Aim of the exercise =
Every line containing the word "devait" needs to be found and copied.

Recorded data
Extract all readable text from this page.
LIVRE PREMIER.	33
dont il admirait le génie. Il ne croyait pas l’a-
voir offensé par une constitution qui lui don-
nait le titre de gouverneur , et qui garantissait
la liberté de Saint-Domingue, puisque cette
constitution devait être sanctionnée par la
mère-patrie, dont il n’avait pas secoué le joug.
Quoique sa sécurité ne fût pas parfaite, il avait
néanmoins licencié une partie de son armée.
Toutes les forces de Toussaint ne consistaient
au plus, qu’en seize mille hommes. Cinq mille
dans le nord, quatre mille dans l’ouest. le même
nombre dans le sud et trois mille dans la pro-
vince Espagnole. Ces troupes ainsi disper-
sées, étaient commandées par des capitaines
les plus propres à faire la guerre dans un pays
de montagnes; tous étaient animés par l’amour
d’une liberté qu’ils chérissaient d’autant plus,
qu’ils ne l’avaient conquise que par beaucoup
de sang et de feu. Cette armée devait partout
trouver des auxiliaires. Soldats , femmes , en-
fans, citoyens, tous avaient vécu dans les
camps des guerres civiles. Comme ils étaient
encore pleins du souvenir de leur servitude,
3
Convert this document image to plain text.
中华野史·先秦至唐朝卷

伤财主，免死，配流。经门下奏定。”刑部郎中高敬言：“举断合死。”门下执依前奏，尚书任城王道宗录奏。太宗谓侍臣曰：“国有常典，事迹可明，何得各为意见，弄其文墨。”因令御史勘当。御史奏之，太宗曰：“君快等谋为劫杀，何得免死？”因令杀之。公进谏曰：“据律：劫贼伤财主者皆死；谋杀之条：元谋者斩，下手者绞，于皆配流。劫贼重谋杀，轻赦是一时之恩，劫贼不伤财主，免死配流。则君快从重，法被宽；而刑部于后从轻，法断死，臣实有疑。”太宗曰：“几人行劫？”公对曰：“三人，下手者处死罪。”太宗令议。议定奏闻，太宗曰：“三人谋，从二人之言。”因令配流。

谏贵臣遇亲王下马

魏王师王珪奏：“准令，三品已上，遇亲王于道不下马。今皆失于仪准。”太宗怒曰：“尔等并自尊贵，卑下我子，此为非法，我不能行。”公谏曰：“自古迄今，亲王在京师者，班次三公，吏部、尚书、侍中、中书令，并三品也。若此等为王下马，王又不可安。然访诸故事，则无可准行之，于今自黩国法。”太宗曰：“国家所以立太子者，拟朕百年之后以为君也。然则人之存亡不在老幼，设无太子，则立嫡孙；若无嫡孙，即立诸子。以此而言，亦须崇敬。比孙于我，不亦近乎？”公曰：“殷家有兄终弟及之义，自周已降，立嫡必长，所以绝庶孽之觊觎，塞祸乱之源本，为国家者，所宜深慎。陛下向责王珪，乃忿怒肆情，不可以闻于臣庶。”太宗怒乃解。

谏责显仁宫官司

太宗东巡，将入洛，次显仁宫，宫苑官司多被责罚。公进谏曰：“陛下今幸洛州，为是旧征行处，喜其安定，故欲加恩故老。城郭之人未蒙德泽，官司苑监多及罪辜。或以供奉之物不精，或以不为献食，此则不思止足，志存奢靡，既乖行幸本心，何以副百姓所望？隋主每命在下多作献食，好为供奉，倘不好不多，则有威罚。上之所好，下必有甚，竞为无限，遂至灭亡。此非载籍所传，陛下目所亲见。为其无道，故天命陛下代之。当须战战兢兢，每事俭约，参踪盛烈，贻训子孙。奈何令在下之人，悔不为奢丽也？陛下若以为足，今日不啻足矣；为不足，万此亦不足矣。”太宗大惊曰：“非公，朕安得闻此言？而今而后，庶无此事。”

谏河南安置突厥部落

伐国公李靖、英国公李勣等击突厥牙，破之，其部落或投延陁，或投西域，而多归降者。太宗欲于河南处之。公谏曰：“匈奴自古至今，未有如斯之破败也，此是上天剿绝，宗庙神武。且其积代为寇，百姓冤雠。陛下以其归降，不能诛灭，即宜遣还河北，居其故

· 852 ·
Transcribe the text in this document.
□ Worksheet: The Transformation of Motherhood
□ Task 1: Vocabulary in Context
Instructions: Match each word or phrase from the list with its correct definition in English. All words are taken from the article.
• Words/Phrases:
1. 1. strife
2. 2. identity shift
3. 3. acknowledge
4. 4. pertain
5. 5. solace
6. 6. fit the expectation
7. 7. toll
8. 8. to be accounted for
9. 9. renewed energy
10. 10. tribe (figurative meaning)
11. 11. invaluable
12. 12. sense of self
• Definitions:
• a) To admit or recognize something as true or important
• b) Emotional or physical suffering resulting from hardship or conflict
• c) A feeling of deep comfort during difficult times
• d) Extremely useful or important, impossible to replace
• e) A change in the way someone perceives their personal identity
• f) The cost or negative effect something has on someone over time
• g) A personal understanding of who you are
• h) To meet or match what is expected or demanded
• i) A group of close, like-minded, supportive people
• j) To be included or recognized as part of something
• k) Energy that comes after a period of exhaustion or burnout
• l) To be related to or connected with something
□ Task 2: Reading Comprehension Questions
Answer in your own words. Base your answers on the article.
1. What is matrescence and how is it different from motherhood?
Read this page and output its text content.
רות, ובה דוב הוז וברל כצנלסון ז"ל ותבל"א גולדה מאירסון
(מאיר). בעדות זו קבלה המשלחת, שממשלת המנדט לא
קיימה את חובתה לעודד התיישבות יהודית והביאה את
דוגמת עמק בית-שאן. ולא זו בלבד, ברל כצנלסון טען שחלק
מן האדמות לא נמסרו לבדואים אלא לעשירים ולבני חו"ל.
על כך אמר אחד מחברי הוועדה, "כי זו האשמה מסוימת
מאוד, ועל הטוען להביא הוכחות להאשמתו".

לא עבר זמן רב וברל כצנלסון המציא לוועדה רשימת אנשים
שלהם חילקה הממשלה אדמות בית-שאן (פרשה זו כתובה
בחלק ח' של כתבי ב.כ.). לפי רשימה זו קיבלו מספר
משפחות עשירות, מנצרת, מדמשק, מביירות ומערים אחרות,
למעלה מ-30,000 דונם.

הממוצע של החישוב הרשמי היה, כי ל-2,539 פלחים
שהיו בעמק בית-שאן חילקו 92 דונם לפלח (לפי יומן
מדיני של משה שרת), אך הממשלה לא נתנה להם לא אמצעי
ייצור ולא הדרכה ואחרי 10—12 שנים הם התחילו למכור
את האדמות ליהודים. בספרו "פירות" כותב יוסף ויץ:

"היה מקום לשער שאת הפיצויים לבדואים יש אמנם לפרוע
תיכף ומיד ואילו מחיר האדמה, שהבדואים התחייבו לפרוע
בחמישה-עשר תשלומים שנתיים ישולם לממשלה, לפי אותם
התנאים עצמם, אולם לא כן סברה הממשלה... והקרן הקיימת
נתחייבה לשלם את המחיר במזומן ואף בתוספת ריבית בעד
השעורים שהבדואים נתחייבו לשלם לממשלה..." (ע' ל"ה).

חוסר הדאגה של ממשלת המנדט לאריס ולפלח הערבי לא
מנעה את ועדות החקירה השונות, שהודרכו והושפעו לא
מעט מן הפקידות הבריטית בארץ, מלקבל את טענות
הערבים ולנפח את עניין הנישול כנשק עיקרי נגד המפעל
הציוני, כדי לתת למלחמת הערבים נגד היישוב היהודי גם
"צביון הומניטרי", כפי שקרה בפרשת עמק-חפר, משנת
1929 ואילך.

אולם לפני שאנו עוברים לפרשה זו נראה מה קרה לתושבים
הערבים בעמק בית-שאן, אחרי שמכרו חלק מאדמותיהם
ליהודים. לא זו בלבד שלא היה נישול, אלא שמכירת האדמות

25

The completed task =
constitution devait être sanctionnée par la
de sang et de feu. Cette armée devait partout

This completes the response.